DIRECTIONS FOR THIS TASK:
Using the listing below, extract each line that has the word "JSON" in it.

Figure record listings:
● ● ● ●

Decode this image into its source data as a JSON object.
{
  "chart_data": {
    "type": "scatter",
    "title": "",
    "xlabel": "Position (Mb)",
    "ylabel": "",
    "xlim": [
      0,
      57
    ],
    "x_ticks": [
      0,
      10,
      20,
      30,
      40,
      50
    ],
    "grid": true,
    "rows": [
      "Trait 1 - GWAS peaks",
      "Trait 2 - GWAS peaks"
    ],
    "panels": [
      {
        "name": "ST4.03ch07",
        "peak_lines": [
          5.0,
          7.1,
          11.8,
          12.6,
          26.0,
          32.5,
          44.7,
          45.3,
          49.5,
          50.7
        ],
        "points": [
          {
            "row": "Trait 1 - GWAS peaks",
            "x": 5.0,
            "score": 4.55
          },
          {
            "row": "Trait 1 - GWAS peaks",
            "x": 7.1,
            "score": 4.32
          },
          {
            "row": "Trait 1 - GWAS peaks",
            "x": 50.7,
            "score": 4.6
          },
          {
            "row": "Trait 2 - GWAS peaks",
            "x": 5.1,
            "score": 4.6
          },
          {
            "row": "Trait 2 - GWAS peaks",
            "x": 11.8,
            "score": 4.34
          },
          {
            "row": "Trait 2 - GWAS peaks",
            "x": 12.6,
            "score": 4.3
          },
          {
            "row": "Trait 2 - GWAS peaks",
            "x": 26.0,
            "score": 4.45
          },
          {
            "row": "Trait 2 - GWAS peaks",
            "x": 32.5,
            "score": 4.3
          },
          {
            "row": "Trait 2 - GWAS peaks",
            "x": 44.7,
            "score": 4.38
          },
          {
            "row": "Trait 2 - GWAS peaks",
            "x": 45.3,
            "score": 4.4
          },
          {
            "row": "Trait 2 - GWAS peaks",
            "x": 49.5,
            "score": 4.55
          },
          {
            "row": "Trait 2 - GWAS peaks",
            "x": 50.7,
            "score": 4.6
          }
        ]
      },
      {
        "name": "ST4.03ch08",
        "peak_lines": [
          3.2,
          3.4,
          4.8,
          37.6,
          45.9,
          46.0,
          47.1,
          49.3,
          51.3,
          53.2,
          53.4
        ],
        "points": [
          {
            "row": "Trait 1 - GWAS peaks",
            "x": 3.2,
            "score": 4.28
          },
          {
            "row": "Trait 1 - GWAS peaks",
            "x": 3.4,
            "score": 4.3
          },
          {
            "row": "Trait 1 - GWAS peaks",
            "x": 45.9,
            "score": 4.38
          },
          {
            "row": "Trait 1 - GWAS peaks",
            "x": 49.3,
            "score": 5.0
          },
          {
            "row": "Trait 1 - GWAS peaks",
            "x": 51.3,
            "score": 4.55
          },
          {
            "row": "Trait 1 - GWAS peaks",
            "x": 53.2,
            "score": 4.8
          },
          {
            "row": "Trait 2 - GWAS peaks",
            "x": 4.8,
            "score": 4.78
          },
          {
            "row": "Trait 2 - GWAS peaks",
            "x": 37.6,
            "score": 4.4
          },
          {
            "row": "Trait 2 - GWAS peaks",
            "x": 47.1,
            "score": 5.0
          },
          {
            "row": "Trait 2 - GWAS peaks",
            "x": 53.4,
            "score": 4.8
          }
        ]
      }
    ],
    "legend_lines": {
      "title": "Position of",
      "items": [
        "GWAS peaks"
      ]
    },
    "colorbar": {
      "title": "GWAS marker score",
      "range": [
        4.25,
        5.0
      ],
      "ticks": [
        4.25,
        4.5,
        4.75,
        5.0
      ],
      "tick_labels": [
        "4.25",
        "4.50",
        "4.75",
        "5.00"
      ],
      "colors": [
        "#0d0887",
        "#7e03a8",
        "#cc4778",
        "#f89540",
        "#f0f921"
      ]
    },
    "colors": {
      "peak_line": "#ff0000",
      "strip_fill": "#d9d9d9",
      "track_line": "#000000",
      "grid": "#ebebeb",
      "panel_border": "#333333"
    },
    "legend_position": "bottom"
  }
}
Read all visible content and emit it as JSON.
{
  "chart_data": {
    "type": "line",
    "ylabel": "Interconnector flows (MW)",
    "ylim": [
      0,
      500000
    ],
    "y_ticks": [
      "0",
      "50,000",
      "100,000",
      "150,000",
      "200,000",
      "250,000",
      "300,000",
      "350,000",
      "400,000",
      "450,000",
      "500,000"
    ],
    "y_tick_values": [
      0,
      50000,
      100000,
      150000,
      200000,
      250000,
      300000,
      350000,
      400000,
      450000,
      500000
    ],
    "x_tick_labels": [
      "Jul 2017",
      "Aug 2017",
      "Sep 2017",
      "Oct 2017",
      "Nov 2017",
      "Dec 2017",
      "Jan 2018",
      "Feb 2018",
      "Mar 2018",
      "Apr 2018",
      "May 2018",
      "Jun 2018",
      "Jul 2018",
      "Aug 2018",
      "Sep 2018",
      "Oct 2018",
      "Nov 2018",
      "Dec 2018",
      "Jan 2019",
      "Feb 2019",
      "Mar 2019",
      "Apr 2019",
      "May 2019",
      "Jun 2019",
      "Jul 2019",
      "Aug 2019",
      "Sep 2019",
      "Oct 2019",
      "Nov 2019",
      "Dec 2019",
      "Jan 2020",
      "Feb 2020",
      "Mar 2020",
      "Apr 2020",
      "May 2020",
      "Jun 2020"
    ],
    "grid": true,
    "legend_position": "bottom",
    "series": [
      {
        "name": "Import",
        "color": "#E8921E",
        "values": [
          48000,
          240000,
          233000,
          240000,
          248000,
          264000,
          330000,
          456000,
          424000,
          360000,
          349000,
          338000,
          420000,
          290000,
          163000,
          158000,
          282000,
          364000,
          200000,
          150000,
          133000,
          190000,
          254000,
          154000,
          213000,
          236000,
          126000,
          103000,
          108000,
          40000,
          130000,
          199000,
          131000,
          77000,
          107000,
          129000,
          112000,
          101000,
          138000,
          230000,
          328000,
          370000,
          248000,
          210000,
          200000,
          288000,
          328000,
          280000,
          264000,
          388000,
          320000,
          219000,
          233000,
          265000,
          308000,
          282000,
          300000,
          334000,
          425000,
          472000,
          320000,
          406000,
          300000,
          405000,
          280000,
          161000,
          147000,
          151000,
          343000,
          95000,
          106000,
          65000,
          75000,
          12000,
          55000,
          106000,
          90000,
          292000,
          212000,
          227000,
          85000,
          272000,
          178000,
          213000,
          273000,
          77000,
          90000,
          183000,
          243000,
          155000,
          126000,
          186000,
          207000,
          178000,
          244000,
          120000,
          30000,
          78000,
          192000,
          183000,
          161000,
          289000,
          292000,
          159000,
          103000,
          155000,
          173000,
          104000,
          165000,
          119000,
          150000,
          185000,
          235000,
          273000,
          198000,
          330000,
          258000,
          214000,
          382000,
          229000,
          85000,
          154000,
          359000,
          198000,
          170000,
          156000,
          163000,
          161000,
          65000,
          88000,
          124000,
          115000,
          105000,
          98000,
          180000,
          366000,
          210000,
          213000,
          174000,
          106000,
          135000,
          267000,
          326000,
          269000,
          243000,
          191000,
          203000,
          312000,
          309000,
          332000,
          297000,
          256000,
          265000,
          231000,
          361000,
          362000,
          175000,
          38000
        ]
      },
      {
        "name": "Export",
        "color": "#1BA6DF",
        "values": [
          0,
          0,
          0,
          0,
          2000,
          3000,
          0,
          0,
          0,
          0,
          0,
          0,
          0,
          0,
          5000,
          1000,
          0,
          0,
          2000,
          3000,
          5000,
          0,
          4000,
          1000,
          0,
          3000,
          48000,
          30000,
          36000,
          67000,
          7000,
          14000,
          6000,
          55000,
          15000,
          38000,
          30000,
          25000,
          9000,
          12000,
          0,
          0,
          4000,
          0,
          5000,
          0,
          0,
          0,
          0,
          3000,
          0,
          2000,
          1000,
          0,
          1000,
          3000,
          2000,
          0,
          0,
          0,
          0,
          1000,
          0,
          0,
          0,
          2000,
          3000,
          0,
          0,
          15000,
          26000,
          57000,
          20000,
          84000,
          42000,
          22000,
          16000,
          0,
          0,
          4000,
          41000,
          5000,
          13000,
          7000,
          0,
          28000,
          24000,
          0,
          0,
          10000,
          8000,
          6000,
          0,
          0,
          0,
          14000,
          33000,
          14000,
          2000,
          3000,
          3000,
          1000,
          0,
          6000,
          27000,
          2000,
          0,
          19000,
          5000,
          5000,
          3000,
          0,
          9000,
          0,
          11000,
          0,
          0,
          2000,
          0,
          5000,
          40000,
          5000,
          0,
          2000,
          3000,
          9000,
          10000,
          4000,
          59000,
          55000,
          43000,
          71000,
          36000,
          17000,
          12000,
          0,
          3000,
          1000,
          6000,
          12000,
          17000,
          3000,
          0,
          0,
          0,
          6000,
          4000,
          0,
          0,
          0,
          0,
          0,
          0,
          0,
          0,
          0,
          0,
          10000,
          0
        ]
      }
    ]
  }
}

● ● ● ●

CORRECT OUTPUT:
Decode this image into its source data as a JSON object.
Read all visible content and emit it as JSON.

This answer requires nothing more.